-------- Listed entries --------

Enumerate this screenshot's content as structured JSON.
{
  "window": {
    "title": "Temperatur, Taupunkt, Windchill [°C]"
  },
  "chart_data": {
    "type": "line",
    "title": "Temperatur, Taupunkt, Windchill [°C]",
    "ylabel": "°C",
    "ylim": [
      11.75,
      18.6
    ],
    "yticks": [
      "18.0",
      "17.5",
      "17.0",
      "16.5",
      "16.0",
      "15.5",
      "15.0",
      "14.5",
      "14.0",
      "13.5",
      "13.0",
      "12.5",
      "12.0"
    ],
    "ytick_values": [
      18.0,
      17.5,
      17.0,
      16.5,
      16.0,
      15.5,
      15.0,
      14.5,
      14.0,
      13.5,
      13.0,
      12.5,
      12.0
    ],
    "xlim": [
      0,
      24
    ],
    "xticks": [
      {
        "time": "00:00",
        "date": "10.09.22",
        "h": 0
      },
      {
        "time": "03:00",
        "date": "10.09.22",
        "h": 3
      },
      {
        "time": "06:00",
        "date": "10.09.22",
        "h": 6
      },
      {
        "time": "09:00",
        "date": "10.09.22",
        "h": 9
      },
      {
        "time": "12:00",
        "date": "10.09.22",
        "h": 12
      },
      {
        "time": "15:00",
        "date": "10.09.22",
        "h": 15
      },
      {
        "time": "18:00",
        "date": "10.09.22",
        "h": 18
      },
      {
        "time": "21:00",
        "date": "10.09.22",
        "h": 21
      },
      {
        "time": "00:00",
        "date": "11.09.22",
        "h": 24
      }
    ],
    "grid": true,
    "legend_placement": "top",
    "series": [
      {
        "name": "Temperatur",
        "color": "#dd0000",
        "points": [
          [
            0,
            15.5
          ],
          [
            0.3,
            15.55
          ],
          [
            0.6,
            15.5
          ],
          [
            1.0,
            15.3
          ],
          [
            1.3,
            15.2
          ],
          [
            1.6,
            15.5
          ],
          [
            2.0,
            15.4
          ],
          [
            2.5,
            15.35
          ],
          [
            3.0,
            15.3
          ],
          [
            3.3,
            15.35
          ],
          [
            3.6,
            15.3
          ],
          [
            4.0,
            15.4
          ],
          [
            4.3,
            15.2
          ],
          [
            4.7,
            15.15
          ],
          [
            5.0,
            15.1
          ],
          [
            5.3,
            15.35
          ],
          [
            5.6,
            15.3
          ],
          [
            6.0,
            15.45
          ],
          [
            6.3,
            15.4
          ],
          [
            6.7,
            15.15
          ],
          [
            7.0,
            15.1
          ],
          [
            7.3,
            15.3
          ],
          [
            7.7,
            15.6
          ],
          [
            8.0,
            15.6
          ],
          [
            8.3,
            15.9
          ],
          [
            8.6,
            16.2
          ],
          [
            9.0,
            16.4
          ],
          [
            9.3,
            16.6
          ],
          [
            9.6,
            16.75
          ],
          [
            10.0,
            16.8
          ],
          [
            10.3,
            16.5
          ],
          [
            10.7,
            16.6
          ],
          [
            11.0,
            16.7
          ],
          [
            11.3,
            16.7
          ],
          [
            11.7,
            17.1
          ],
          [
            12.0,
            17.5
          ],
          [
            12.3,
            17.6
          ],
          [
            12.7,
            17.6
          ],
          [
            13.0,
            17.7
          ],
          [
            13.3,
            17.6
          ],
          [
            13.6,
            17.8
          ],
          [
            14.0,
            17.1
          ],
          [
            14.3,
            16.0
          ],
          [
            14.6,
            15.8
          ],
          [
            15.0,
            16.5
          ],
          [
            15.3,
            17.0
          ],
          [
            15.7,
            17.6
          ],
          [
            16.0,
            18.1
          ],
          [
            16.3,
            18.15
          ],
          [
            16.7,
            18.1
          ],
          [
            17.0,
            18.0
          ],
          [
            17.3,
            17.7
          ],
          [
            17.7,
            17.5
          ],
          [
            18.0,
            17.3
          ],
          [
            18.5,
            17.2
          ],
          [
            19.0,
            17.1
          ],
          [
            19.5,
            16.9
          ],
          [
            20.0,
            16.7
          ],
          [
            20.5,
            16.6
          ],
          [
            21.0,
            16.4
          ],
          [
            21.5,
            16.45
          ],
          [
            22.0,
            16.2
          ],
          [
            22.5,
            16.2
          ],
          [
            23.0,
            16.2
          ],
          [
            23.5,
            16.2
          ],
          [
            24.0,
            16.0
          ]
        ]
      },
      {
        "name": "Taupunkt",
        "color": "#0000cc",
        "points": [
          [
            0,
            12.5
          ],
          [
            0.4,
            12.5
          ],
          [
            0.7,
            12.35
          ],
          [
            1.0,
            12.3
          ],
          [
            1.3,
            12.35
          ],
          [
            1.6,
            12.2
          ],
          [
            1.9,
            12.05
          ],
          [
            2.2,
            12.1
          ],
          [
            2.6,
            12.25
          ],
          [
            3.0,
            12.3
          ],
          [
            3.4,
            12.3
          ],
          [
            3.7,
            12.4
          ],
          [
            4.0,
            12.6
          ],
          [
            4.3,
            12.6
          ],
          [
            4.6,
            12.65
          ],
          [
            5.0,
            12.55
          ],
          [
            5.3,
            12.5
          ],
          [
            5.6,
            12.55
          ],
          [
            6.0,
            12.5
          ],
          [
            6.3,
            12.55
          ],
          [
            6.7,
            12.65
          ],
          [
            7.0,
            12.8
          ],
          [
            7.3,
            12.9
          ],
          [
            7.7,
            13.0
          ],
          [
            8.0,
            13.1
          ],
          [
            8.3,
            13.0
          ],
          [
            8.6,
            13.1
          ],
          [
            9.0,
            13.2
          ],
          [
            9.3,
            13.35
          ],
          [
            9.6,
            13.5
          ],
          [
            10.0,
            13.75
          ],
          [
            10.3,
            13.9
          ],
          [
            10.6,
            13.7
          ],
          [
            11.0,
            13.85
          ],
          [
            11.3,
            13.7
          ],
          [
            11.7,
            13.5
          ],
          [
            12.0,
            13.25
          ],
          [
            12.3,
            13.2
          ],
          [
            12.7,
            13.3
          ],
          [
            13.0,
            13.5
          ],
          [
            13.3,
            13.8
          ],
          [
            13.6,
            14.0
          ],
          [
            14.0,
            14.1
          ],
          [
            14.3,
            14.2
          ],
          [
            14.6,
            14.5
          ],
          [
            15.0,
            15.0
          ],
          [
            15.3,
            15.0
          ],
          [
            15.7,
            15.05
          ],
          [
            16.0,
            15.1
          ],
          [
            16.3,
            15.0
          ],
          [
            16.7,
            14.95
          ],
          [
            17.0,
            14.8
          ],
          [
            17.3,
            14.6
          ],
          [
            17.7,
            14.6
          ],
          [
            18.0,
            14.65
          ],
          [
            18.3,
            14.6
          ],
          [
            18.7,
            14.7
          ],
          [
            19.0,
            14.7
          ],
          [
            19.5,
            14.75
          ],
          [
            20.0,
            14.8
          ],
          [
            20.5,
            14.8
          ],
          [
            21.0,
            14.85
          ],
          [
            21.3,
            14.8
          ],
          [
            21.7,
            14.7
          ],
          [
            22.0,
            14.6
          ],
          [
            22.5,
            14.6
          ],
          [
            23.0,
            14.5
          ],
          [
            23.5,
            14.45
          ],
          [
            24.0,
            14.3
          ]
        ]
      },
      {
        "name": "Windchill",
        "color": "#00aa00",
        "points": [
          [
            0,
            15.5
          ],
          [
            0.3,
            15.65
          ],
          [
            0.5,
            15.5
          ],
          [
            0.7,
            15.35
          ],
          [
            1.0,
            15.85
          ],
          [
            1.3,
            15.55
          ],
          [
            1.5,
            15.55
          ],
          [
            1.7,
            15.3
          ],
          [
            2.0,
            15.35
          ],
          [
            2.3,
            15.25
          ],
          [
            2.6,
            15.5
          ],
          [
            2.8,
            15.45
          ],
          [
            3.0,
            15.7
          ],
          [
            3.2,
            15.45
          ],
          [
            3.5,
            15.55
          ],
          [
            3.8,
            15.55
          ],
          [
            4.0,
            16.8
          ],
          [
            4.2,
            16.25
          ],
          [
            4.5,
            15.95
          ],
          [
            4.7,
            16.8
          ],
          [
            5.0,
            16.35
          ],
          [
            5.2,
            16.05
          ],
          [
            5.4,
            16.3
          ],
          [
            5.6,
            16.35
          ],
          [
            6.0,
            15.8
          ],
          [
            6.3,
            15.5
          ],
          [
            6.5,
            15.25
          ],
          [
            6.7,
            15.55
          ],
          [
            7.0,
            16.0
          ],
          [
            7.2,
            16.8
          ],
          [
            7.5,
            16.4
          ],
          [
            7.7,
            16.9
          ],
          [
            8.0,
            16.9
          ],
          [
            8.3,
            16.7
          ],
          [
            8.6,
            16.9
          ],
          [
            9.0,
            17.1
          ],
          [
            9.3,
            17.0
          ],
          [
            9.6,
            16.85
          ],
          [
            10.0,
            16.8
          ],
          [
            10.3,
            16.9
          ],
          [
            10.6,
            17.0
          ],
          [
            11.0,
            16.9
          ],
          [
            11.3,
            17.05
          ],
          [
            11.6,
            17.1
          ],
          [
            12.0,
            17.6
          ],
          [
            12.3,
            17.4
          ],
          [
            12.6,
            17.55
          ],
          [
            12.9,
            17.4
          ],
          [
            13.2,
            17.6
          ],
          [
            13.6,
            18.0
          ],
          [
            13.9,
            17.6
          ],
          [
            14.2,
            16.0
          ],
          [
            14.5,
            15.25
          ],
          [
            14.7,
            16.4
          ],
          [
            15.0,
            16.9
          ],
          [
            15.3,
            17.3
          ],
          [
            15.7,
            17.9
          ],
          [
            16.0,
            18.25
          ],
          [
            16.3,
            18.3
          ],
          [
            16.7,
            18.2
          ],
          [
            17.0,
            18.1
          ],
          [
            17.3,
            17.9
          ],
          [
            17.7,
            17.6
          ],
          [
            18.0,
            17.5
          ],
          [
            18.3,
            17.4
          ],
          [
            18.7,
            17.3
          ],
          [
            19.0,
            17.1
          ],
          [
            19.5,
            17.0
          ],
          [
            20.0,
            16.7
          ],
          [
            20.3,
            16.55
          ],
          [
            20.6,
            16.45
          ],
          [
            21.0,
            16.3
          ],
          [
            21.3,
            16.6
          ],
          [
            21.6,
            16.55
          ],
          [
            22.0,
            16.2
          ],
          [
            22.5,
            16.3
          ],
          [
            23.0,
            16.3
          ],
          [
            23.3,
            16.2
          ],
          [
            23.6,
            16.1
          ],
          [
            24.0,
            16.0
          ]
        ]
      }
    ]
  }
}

--------

Pull out every line of the records above that contains the word "Temperatur".

    "title": "Temperatur, Taupunkt, Windchill [°C]"
    "title": "Temperatur, Taupunkt, Windchill [°C]",
        "name": "Temperatur",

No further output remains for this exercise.